→ EXERCISE TASK:
In the material below, identify each line bearing the word "baru". Reproduce those lines.

*** PROVIDED INFORMATION

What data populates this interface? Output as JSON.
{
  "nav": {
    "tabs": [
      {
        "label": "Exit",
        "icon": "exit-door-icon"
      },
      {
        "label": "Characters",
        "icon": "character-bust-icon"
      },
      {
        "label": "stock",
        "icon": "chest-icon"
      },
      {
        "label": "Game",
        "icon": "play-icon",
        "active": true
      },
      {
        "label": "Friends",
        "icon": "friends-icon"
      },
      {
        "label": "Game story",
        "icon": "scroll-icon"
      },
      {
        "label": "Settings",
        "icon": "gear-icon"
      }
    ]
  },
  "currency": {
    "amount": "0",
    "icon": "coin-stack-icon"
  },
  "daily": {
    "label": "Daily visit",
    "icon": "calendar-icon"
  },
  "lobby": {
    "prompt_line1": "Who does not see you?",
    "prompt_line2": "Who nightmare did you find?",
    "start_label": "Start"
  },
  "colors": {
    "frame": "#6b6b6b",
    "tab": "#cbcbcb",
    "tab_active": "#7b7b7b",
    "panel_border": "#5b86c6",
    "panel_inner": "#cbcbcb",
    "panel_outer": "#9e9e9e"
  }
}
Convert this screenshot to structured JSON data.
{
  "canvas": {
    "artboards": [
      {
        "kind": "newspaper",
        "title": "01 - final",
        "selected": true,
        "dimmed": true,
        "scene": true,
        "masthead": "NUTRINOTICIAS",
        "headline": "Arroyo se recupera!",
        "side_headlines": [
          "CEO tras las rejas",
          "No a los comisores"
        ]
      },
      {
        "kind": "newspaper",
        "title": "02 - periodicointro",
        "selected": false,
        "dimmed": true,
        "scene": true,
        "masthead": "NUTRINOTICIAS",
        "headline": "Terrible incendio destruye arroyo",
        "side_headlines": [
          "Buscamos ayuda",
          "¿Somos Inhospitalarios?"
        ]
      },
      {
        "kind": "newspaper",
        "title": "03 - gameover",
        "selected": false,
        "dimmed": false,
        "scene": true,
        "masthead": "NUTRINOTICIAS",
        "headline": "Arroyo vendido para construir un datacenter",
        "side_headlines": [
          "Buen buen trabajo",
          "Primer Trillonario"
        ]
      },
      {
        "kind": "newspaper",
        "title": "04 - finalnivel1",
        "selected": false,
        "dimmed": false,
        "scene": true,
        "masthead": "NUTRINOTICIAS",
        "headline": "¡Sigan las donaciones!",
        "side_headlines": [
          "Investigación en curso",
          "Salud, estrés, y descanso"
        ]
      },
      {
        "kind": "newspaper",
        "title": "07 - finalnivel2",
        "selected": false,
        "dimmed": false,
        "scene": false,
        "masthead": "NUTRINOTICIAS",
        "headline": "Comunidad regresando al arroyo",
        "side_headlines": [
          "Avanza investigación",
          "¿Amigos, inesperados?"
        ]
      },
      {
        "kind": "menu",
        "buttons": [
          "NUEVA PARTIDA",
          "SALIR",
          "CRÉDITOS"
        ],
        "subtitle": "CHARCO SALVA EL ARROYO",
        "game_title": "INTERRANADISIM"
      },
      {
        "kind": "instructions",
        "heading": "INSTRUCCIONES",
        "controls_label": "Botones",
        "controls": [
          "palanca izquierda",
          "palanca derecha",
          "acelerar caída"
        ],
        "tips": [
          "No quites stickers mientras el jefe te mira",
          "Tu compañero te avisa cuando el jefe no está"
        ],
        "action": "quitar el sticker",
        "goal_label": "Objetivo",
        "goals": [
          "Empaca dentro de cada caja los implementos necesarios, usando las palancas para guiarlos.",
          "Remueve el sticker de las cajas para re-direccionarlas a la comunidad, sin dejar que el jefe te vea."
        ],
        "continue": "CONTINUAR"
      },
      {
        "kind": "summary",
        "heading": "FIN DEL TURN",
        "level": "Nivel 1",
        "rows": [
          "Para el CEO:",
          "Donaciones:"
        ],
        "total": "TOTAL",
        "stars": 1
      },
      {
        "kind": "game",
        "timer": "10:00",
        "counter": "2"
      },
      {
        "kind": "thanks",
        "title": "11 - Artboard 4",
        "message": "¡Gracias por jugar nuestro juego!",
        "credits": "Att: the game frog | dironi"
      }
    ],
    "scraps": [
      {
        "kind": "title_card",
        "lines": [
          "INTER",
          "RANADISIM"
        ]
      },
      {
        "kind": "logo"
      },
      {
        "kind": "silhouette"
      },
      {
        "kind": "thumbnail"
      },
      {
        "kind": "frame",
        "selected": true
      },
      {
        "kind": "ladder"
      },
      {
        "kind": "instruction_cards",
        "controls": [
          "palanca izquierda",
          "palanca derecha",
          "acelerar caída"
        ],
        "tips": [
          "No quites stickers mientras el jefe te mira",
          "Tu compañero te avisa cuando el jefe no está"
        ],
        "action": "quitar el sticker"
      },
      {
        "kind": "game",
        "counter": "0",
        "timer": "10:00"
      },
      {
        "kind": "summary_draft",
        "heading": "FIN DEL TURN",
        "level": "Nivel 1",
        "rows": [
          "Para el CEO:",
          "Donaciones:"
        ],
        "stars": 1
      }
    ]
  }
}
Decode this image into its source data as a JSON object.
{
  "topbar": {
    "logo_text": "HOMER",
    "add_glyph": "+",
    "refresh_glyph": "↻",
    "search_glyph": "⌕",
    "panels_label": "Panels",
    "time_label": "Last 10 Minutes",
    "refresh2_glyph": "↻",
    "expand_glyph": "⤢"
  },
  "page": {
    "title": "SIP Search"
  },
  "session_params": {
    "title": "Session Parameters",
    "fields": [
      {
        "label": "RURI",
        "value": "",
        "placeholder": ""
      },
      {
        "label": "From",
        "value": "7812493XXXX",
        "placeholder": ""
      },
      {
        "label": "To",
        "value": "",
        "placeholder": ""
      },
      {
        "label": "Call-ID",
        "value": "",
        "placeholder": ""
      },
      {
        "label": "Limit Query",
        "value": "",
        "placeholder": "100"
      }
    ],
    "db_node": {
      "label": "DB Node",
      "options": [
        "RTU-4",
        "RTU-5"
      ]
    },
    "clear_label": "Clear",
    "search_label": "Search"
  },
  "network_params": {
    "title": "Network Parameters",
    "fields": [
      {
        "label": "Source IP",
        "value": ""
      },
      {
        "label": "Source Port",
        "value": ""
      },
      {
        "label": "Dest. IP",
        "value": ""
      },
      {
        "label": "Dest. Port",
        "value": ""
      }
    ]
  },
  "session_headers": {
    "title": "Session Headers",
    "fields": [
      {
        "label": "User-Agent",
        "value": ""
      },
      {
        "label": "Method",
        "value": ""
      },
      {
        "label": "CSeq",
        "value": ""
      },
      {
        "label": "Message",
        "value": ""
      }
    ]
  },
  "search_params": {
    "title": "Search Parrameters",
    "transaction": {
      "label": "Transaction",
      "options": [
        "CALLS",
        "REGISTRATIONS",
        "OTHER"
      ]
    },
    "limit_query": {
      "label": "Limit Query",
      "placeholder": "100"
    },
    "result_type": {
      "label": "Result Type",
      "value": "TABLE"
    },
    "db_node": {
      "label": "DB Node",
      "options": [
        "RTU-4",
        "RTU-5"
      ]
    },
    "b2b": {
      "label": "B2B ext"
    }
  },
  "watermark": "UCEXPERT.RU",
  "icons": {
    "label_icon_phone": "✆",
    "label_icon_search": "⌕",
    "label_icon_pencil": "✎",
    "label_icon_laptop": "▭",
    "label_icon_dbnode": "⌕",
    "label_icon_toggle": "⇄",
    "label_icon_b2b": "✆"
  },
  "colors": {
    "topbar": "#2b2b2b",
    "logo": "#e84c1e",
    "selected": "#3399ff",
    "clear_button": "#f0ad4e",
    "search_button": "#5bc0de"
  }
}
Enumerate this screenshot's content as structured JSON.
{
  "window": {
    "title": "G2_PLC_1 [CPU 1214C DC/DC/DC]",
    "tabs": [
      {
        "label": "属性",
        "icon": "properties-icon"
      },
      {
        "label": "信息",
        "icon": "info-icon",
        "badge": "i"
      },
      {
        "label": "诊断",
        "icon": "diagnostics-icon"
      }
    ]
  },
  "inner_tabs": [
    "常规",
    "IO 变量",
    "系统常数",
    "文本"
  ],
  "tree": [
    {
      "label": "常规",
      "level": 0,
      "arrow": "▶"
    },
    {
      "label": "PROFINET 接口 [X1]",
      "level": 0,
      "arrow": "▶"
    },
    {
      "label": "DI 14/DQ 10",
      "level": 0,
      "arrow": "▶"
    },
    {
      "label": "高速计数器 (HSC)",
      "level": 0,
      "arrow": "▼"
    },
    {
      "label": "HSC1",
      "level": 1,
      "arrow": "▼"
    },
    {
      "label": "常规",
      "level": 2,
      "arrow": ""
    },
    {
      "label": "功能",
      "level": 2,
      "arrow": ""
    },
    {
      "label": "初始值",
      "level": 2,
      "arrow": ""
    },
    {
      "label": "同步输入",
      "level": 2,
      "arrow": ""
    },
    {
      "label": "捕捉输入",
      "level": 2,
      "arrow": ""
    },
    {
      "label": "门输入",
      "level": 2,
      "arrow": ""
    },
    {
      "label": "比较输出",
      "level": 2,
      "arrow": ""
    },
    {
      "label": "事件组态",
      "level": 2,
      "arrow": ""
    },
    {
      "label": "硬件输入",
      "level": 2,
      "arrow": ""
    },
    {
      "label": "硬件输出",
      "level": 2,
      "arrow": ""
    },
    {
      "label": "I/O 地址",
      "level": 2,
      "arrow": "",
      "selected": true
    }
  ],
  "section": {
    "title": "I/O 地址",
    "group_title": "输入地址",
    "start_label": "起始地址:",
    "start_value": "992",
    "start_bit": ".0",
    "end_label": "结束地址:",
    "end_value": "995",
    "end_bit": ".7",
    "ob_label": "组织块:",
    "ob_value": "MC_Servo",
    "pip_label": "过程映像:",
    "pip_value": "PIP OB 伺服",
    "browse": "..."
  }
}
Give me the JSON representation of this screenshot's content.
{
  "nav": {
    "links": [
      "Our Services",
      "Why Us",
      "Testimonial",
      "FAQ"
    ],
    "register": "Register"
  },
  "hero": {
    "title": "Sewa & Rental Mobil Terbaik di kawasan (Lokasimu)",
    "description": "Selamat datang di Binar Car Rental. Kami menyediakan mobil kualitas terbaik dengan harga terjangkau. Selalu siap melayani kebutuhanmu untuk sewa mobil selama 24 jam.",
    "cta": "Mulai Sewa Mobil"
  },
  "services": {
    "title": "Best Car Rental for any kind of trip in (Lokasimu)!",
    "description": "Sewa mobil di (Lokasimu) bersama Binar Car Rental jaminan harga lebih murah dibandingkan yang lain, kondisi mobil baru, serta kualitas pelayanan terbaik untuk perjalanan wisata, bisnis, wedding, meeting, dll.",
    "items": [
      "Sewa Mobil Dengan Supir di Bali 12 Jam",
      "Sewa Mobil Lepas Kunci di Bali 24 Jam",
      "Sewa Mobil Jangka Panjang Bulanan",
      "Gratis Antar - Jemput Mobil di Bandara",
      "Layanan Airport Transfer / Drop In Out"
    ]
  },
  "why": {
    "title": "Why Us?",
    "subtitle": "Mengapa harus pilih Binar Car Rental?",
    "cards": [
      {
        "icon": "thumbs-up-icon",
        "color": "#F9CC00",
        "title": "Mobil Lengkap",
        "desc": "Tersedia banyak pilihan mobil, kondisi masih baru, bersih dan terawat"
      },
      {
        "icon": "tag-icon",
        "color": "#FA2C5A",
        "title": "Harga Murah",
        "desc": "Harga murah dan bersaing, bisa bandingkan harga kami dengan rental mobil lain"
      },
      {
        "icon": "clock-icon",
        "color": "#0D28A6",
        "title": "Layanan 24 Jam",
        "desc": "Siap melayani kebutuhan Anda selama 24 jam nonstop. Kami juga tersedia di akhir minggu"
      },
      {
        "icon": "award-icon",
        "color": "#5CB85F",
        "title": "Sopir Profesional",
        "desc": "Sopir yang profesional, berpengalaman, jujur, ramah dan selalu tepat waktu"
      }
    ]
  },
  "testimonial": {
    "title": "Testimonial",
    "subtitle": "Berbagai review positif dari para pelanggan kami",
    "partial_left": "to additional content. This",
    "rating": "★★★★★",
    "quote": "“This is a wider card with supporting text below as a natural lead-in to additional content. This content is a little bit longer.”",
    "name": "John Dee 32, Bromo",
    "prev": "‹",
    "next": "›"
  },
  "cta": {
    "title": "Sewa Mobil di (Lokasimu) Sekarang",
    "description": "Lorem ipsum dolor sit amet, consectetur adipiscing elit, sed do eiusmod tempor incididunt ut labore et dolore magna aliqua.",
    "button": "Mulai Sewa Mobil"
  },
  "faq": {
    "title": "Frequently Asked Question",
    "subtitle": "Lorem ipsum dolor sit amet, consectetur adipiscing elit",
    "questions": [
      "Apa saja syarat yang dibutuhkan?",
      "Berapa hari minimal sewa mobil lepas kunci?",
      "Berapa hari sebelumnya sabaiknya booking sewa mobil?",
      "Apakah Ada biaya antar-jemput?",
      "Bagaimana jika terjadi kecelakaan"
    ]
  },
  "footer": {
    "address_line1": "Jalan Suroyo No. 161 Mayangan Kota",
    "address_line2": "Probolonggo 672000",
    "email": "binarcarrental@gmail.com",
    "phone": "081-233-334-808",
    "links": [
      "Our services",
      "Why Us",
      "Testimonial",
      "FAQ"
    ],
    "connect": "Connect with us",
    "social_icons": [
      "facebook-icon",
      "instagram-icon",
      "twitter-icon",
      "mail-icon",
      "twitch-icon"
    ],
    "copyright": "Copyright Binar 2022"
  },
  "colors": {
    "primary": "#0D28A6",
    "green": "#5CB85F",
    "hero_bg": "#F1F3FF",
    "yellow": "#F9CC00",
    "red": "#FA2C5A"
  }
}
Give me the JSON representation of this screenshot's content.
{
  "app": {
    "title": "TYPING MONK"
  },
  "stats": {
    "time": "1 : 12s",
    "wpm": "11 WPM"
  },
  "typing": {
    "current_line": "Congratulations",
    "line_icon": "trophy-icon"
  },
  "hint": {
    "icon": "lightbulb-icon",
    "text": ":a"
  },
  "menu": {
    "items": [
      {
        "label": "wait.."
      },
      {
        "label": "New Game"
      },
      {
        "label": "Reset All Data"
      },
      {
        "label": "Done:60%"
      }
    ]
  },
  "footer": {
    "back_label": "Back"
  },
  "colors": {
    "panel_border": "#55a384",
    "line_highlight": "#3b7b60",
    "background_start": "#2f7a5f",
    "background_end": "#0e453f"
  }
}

******

→ THE SOLUTION:
    "description": "Sewa mobil di (Lokasimu) bersama Binar Car Rental jaminan harga lebih murah dibandingkan yang lain, kondisi mobil baru, serta kualitas pelayanan terbaik untuk perjalanan wisata, bisnis, wedding, meeting, dll.",
        "desc": "Tersedia banyak pilihan mobil, kondisi masih baru, bersih dan terawat"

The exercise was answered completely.